Exercise materials:

_____

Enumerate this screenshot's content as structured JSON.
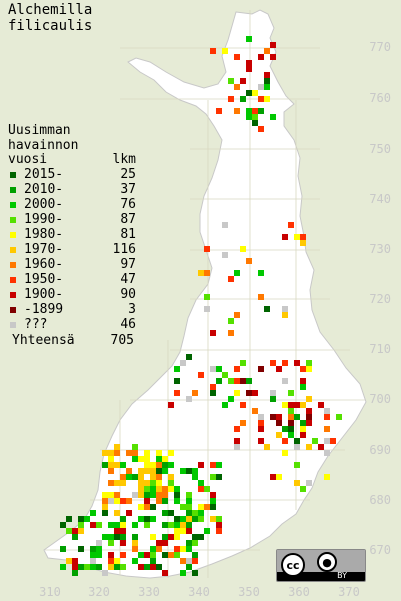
{
  "title": [
    "Alchemilla",
    "filicaulis"
  ],
  "legend": {
    "header_lines": [
      "Uusimman",
      "havainnon"
    ],
    "year_col": "vuosi",
    "count_col": "lkm",
    "rows": [
      {
        "period": "2015-",
        "count": "25",
        "color": "#006400"
      },
      {
        "period": "2010-",
        "count": "37",
        "color": "#00a000"
      },
      {
        "period": "2000-",
        "count": "76",
        "color": "#00c800"
      },
      {
        "period": "1990-",
        "count": "87",
        "color": "#55e000"
      },
      {
        "period": "1980-",
        "count": "81",
        "color": "#ffff00"
      },
      {
        "period": "1970-",
        "count": "116",
        "color": "#ffc800"
      },
      {
        "period": "1960-",
        "count": "97",
        "color": "#ff7800"
      },
      {
        "period": "1950-",
        "count": "47",
        "color": "#ff3200"
      },
      {
        "period": "1900-",
        "count": "90",
        "color": "#c80000"
      },
      {
        "period": "-1899",
        "count": "3",
        "color": "#800000"
      },
      {
        "period": "???",
        "count": "46",
        "color": "#c8c8c8"
      }
    ],
    "total_label": "Yhteensä",
    "total_count": "705"
  },
  "grid_y_labels": [
    "770",
    "760",
    "750",
    "740",
    "730",
    "720",
    "710",
    "700",
    "690",
    "680",
    "670"
  ],
  "grid_x_labels": [
    "310",
    "320",
    "330",
    "340",
    "350",
    "360",
    "370"
  ],
  "license": {
    "icon_a": "cc-icon",
    "icon_b": "attribution-icon",
    "text": "BY"
  }
}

_____

Exercise directions: Extract lines where the string "period" occurs.

Written reply:
        "period": "2015-",
        "period": "2010-",
        "period": "2000-",
        "period": "1990-",
        "period": "1980-",
        "period": "1970-",
        "period": "1960-",
        "period": "1950-",
        "period": "1900-",
        "period": "-1899",
        "period": "???",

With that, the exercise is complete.